* **The tasks**:
1 - Return, word for word, the portion of the European Aviation Network excerpt that starts with the words "Should the go-live" and finishes with "Belgium Market Court.".
2 - According to the European Aviation Network excerpt, when had Inmarsat originally planned to launch the service?
3 - Using the European Aviation Network excerpt, explain why Balaam would not give actual dates for the launch.

— START OF Source extract —

Asked for specifics, Inmarsat’s new aviation business unit president Philip Balaam said via telephone, “For actual dates, I’m going to kind of kick this into the long grass and say, you know who our launch customer is. They are very sensitive about us indicating about timing. However, you are right, we are installing at pace, at very high pace. I don’t know if anyone has given you the scale of installs, but … a very significant part of what we need to do is already done.”

Some stakeholders in the European Aviation Network, including Deutsche Telekom, feel certain that the hybrid ATG/S-band supported connectivity service will go live by this summer, but Balaam would not be nailed down, assuring RGN only that, “2018 will be the year of full EAN deployment. I am going to have to push you back to talk to other people about exactly [when]. We’ve been asked to be extremely cautious on that point.”

Should the go-live date stretch into the second half of 2018, Inmarsat will find itself several months past its original planned launch date of late 2017 (a timeline expressed in Inmarsat’s own prior messaging. Balaam’s predecessor, Leo Mondale, also told RGN in September 2017 that the launch was “imminent”).

Balaam admits that Viasat’s efforts to prevent the launch of the EAN seems to have been effective in slowing things down a bit. Carlsbad, California-based Viasat, which has been rolling out a competitive high-capacity Ka-band satellite connectivity service in Europe via its KA-SAT-leveraging joint venture with Eutelsat, believes the ground portion of the EAN violates various EU and UK laws. It has been fighting EAN’s launch on an EU Member State-by-date basis, including in Belgium, where it met with some recent success in the Belgium Market Court.

— END OF Source extract —
— START OF Entries —

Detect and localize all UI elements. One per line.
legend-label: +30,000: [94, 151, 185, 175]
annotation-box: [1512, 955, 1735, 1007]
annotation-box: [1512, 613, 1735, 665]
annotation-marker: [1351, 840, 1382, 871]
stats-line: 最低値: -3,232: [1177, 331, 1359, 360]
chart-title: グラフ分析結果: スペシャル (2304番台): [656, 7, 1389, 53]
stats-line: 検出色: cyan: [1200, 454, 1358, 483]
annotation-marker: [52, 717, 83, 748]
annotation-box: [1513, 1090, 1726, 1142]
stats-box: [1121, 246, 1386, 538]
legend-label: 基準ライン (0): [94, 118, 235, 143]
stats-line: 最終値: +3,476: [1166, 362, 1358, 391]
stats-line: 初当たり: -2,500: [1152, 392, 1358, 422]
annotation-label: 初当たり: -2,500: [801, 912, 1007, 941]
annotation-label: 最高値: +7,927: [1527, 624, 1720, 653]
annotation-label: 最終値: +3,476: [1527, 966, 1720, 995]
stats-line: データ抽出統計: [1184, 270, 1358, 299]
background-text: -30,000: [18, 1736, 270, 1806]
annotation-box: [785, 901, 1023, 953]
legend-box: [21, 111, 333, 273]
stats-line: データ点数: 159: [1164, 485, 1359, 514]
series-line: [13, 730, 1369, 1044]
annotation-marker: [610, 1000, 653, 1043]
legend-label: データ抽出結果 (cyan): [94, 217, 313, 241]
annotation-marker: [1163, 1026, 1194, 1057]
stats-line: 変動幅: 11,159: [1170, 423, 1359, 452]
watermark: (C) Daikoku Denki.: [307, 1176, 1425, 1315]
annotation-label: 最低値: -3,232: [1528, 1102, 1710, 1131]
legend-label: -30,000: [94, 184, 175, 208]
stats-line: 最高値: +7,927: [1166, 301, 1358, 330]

— END OF Entries —
— START OF Entries —

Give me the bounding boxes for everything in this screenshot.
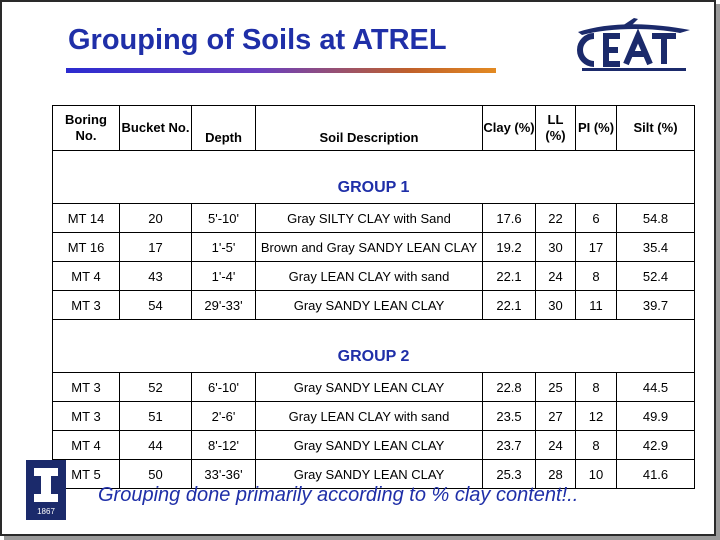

— END OF Entries —

* **Answers for the tasks**:
1 -
Should the go-live date stretch into the second half of 2018, Inmarsat will find itself several months past its original planned launch date of late 2017 (a timeline expressed in Inmarsat’s own prior messaging. Balaam’s predecessor, Leo Mondale, also told RGN in September 2017 that the launch was “imminent”).

Balaam admits that Viasat’s efforts to prevent the launch of the EAN seems to have been effective in slowing things down a bit. Carlsbad, California-based Viasat, which has been rolling out a competitive high-capacity Ka-band satellite connectivity service in Europe via its KA-SAT-leveraging joint venture with Eutelsat, believes the ground portion of the EAN violates various EU and UK laws. It has been fighting EAN’s launch on an EU Member State-by-date basis, including in Belgium, where it met with some recent success in the Belgium Market Court.

2 - Late 2017.

3 - The launch customer is very sensitive about Inmarsat indicating timing. Inmarsat has been asked to be extremely cautious on that point.